• [Written instruction]:
Identify all lines below that hold "policy" and collect them.

• [Records for the task]:
+ + + + + + +
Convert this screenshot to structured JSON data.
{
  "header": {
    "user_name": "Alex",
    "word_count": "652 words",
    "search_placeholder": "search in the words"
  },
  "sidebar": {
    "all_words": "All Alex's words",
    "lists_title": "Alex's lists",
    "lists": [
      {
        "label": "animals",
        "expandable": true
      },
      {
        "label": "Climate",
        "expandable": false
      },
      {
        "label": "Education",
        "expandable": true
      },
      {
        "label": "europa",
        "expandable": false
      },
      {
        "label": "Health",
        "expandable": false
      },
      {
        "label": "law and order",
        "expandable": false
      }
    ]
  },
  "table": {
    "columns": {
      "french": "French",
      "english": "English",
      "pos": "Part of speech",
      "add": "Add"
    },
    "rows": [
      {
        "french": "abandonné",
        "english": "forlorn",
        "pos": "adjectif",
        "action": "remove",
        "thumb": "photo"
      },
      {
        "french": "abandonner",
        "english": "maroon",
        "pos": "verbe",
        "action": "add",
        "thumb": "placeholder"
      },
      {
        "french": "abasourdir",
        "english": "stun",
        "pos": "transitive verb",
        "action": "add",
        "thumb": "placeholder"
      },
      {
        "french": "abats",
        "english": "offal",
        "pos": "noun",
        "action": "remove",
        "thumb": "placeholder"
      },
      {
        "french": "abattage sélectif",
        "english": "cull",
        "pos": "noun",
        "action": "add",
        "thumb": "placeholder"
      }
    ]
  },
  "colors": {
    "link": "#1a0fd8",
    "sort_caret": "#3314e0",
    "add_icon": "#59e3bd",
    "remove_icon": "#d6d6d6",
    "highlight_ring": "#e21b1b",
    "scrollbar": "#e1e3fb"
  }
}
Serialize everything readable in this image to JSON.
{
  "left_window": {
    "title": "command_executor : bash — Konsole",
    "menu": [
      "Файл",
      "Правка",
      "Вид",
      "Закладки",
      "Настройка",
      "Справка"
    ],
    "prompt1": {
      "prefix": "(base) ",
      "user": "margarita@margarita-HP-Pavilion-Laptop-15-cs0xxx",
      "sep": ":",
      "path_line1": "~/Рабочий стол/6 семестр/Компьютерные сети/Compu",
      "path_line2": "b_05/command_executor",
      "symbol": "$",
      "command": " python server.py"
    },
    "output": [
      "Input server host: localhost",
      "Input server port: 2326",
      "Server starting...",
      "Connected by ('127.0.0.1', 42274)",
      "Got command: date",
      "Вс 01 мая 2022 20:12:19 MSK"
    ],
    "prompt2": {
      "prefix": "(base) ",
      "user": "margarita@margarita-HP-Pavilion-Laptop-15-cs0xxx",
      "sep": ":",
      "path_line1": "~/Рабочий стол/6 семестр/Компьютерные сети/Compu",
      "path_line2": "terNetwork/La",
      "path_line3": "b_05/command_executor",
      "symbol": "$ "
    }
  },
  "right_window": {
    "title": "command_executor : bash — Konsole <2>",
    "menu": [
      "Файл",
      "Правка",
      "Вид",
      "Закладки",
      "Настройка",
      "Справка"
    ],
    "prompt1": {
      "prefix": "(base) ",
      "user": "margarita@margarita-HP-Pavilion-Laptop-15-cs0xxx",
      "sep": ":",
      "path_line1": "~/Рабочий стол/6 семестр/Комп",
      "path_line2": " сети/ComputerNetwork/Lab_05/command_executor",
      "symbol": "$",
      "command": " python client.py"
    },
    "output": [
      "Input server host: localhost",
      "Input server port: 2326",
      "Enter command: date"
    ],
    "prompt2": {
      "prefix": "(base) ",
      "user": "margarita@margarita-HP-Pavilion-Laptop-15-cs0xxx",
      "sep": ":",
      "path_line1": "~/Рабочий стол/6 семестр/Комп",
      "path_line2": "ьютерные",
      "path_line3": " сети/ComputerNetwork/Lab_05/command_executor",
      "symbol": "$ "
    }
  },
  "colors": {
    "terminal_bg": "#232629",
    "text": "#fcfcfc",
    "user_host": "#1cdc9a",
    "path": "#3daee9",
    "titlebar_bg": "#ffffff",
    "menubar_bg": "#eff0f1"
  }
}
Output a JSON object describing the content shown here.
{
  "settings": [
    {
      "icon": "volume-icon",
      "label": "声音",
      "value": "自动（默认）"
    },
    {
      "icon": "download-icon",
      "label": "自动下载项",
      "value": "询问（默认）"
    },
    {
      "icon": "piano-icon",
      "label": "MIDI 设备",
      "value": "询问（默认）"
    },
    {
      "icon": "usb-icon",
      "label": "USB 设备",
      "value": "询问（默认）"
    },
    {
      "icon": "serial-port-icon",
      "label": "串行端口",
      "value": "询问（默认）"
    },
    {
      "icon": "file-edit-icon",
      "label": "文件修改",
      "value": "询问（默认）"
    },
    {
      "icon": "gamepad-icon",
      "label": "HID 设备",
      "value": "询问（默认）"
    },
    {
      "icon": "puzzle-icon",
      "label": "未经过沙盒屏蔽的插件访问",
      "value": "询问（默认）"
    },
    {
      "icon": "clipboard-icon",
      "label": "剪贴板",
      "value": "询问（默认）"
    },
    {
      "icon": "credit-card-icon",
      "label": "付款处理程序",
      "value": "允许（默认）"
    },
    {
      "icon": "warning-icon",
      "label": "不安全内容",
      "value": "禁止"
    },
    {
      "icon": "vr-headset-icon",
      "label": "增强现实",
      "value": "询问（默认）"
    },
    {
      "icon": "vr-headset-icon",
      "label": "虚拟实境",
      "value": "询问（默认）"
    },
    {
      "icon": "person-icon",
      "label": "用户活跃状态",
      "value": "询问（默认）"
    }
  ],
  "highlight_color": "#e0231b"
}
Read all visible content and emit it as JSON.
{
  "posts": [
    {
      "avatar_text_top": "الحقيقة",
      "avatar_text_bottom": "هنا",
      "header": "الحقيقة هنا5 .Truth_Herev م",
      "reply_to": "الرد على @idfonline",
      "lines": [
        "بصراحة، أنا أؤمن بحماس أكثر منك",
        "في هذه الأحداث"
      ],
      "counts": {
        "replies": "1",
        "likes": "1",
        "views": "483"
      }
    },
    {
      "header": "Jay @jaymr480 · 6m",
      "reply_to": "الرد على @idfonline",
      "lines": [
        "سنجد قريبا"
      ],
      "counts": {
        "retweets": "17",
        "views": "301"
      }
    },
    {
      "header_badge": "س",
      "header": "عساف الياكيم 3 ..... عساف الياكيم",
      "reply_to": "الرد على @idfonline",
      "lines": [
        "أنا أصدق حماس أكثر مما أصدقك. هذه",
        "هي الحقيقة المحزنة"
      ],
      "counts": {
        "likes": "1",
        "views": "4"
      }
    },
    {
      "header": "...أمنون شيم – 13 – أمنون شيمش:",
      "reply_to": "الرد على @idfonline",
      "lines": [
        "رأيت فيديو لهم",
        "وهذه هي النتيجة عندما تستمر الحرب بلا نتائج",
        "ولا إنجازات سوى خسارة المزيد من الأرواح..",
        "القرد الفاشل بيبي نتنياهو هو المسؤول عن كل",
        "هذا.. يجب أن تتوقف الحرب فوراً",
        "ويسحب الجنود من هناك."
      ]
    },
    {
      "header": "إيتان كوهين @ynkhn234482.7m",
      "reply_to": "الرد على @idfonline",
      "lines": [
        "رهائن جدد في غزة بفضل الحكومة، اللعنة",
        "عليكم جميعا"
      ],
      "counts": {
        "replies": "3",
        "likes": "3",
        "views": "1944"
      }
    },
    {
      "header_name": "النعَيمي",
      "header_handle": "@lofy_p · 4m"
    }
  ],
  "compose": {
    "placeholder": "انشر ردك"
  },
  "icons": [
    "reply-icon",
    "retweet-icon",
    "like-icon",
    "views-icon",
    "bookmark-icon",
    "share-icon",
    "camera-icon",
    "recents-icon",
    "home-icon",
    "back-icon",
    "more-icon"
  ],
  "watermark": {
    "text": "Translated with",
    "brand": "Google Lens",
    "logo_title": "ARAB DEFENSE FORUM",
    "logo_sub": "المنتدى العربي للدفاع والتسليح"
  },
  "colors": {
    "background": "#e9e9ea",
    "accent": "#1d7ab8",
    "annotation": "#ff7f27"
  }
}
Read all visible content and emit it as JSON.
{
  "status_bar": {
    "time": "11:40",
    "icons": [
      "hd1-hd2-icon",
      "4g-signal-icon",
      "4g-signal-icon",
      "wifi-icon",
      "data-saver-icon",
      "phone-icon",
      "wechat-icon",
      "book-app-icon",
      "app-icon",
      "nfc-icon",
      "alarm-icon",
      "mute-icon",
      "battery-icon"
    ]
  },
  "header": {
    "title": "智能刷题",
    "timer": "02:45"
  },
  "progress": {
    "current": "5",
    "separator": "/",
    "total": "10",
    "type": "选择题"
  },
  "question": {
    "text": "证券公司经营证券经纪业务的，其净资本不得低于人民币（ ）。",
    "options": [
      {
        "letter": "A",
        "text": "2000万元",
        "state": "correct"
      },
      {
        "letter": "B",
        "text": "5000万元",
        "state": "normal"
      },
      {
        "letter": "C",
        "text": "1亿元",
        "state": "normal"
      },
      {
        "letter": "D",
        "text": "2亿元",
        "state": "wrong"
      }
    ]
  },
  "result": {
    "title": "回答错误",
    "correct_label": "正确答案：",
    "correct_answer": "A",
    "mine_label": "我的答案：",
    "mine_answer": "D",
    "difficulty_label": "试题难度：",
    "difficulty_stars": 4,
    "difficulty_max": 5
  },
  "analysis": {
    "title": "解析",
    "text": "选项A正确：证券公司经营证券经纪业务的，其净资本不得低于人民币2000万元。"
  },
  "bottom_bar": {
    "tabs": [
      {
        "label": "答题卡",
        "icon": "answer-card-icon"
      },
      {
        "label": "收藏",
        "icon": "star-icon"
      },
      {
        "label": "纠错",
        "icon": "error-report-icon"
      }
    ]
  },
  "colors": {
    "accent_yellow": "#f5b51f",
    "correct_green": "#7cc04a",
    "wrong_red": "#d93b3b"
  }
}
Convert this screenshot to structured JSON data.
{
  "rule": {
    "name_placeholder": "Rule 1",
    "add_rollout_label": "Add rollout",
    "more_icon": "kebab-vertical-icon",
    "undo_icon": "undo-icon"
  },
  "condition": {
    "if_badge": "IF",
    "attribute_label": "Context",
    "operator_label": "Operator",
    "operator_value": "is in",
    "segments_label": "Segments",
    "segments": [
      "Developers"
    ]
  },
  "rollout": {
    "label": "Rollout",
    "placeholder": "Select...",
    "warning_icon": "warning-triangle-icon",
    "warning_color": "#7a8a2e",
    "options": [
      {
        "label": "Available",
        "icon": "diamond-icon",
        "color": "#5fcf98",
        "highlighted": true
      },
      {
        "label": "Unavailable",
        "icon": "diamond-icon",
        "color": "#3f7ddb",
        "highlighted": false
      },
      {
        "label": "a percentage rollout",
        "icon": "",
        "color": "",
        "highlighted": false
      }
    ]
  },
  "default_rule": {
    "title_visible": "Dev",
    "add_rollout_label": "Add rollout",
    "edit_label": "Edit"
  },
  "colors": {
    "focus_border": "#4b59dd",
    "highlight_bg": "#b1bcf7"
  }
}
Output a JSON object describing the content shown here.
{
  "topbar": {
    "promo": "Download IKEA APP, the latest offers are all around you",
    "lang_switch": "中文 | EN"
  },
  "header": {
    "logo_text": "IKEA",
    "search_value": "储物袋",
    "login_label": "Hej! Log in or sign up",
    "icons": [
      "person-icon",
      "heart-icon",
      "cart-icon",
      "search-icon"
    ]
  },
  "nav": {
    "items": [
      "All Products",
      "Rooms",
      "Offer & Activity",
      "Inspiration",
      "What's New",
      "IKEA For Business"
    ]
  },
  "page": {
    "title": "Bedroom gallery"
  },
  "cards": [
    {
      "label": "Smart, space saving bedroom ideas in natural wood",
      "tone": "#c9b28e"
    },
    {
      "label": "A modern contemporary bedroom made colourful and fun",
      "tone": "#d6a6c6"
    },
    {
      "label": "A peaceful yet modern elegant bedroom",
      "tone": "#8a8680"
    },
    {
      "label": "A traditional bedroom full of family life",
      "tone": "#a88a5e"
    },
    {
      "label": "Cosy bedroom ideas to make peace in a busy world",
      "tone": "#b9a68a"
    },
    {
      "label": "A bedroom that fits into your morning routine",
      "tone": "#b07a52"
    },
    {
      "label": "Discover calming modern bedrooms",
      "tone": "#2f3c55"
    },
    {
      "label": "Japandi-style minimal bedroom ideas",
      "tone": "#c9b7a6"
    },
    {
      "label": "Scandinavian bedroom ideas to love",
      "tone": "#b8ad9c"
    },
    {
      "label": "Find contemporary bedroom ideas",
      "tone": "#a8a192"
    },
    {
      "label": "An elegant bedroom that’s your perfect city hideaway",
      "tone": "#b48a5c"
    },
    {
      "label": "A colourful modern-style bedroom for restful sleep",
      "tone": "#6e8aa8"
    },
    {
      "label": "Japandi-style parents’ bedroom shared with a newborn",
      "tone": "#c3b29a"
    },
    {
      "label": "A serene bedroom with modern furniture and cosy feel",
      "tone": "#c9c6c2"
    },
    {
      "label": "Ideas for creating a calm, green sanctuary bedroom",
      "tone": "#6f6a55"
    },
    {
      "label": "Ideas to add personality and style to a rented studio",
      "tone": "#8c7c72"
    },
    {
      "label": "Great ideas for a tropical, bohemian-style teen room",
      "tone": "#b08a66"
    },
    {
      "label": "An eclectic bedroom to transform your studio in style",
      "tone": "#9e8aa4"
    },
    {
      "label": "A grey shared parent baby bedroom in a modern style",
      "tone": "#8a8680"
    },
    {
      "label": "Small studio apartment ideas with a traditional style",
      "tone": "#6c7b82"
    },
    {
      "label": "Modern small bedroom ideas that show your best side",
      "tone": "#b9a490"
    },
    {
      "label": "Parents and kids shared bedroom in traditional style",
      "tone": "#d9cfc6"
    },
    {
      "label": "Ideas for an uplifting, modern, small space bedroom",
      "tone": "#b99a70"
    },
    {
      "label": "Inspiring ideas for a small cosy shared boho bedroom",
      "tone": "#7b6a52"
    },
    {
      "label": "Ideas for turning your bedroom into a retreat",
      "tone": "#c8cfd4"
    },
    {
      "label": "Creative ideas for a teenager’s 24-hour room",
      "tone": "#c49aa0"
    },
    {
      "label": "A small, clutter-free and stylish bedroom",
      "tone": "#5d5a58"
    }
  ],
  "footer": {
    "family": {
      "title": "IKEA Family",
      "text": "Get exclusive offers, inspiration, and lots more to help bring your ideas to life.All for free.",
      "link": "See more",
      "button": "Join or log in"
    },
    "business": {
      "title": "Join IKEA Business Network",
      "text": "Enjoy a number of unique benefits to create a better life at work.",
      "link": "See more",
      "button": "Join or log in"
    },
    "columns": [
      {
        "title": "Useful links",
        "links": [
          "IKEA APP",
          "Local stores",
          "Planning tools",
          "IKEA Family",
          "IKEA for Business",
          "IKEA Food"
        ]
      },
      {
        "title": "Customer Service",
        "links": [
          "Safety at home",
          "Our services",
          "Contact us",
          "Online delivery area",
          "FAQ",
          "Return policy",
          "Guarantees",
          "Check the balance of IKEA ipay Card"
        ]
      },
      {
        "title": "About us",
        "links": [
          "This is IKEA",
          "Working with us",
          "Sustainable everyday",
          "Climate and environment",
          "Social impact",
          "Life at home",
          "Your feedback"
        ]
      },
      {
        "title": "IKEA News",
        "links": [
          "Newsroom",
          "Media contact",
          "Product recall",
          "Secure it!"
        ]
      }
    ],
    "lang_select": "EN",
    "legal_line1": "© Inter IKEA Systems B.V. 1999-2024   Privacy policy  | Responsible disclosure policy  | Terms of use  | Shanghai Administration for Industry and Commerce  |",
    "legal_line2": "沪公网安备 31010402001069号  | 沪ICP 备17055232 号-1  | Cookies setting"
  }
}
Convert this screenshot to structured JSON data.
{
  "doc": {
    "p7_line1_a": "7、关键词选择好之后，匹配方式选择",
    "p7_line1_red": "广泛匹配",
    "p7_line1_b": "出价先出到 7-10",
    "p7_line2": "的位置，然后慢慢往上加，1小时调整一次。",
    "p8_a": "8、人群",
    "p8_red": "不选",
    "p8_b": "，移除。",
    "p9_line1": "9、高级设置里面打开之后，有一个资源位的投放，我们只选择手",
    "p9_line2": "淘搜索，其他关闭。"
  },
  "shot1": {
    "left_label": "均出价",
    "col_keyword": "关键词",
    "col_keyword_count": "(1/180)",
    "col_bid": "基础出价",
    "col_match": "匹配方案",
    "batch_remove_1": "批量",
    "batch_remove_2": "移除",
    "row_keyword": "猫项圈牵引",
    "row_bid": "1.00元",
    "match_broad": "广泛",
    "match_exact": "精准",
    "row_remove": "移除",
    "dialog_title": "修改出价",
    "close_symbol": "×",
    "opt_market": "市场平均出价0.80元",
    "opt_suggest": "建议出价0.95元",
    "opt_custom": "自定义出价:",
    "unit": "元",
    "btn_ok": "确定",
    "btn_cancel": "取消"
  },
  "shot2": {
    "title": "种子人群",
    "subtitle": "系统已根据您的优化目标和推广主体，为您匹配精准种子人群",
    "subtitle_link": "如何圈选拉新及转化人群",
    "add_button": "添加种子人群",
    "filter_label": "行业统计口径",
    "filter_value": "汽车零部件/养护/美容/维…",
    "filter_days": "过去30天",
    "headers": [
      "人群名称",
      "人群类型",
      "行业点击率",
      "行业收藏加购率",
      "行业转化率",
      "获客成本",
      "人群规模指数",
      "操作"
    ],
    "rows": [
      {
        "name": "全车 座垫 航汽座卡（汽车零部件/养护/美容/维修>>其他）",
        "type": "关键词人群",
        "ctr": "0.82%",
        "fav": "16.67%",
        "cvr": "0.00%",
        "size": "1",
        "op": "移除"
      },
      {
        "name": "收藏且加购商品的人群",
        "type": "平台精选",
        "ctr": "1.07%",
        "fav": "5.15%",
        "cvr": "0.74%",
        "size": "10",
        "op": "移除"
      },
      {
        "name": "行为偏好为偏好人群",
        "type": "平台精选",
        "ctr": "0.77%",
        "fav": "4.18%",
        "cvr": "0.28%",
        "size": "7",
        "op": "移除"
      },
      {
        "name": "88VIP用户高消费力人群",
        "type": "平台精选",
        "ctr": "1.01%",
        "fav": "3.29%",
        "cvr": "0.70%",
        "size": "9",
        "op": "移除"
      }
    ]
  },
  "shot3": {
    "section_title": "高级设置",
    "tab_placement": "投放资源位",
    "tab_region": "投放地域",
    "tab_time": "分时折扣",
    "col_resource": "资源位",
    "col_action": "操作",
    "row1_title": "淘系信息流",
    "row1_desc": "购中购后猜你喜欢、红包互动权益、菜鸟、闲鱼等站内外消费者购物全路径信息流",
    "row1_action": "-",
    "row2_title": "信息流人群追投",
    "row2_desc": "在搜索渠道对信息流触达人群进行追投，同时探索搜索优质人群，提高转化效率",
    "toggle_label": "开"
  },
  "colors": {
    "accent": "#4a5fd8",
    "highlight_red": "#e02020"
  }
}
+ + + + + + +
• [Answer to the exercise]:
          "Return policy",
    "legal_line1": "© Inter IKEA Systems B.V. 1999-2024   Privacy policy  | Responsible disclosure policy  | Terms of use  | Shanghai Administration for Industry and Commerce  |",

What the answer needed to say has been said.